* BEGIN RECORD EXTRACTS *
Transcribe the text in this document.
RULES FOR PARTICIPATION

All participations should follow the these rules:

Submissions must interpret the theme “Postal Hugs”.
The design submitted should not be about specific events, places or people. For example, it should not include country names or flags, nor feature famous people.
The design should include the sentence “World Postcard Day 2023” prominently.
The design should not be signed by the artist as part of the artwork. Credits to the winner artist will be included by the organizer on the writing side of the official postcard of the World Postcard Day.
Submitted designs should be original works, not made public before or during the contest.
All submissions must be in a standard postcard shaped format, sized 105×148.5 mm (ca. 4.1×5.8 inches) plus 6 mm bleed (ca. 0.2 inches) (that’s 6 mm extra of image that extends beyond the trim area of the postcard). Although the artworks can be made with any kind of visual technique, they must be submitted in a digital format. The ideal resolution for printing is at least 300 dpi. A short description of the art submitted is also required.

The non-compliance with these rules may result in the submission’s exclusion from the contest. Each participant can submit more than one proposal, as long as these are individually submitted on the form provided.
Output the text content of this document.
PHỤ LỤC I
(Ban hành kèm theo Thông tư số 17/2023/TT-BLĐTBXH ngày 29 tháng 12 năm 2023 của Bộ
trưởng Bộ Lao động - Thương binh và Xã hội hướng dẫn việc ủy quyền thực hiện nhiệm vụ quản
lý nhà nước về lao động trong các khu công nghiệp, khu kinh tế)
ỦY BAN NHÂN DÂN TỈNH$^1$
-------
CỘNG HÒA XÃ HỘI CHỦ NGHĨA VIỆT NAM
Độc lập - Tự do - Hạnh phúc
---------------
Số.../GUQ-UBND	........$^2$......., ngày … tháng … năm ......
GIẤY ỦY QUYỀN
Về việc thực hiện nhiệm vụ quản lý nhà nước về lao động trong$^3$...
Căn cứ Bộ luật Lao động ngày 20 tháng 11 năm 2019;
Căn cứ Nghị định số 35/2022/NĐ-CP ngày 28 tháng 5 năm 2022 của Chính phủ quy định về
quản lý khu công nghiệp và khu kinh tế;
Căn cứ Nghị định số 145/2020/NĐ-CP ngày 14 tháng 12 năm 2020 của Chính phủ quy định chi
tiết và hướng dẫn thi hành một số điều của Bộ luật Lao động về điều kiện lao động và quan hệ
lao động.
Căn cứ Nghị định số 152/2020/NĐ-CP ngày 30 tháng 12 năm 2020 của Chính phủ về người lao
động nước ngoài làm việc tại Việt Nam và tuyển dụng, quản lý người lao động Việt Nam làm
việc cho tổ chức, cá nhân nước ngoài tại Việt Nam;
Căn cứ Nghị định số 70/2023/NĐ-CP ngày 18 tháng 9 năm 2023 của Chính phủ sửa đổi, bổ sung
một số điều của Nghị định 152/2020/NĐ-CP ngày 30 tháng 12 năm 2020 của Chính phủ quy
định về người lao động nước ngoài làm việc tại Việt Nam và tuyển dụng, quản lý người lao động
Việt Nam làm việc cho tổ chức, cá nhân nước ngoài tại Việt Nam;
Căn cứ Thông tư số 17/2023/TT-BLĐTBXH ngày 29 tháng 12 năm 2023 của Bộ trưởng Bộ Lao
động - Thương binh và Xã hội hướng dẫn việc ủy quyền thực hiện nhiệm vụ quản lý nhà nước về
* END RECORD EXTRACTS *
PROMPT: Above are the records. Copy every line in them holding "nhiệm".

ANSWER:
trưởng Bộ Lao động - Thương binh và Xã hội hướng dẫn việc ủy quyền thực hiện nhiệm vụ quản
Về việc thực hiện nhiệm vụ quản lý nhà nước về lao động trong$^3$...
động - Thương binh và Xã hội hướng dẫn việc ủy quyền thực hiện nhiệm vụ quản lý nhà nước về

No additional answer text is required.